BEGIN
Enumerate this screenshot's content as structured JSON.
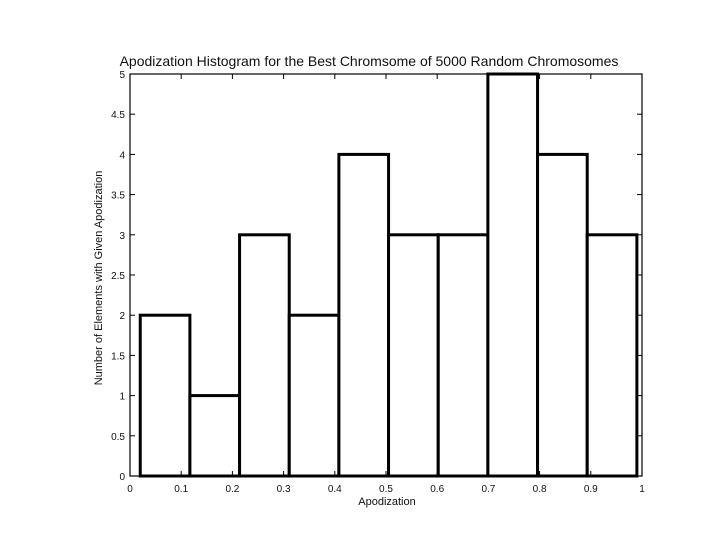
{
  "chart_data": {
    "type": "bar",
    "title": "Apodization Histogram for the Best Chromsome of 5000 Random Chromosomes",
    "xlabel": "Apodization",
    "ylabel": "Number of Elements with Given Apodization",
    "bin_edges": [
      0.02,
      0.117,
      0.214,
      0.311,
      0.408,
      0.505,
      0.602,
      0.699,
      0.796,
      0.893,
      0.99
    ],
    "values": [
      2,
      1,
      3,
      2,
      4,
      3,
      3,
      5,
      4,
      3
    ],
    "xlim": [
      0,
      1
    ],
    "ylim": [
      0,
      5
    ],
    "xticks": [
      "0",
      "0.1",
      "0.2",
      "0.3",
      "0.4",
      "0.5",
      "0.6",
      "0.7",
      "0.8",
      "0.9",
      "1"
    ],
    "yticks": [
      "0",
      "0.5",
      "1",
      "1.5",
      "2",
      "2.5",
      "3",
      "3.5",
      "4",
      "4.5",
      "5"
    ],
    "grid": false,
    "colors": {
      "bar_fill": "#ffffff",
      "bar_edge": "#000000",
      "axes": "#000000"
    }
  }
}
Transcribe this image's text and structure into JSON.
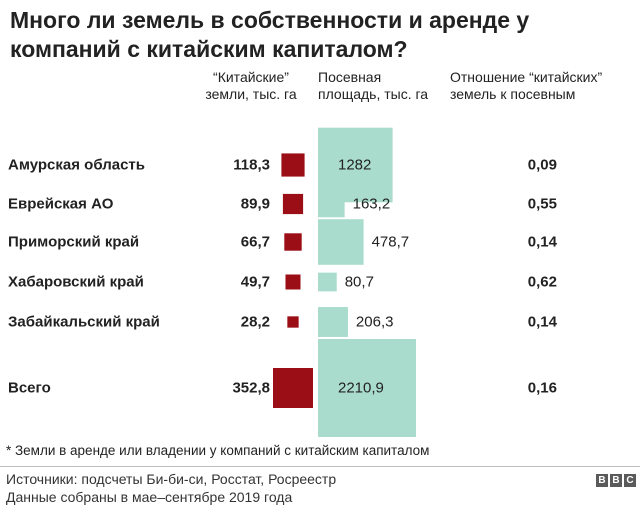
END
=== GIVEN INSTRUCTION ===
Each line of the material must be retyped exactly, except that images are omitted.

=== OUTPUT FOR THIS TASK ===
Enumerate this screenshot's content as structured JSON.
{
  "chart_data": {
    "type": "bar",
    "title": "Apodization Histogram for the Best Chromsome of 5000 Random Chromosomes",
    "xlabel": "Apodization",
    "ylabel": "Number of Elements with Given Apodization",
    "bin_edges": [
      0.02,
      0.117,
      0.214,
      0.311,
      0.408,
      0.505,
      0.602,
      0.699,
      0.796,
      0.893,
      0.99
    ],
    "values": [
      2,
      1,
      3,
      2,
      4,
      3,
      3,
      5,
      4,
      3
    ],
    "xlim": [
      0,
      1
    ],
    "ylim": [
      0,
      5
    ],
    "xticks": [
      "0",
      "0.1",
      "0.2",
      "0.3",
      "0.4",
      "0.5",
      "0.6",
      "0.7",
      "0.8",
      "0.9",
      "1"
    ],
    "yticks": [
      "0",
      "0.5",
      "1",
      "1.5",
      "2",
      "2.5",
      "3",
      "3.5",
      "4",
      "4.5",
      "5"
    ],
    "grid": false,
    "colors": {
      "bar_fill": "#ffffff",
      "bar_edge": "#000000",
      "axes": "#000000"
    }
  }
}
Transcribe this image's text and structure into JSON.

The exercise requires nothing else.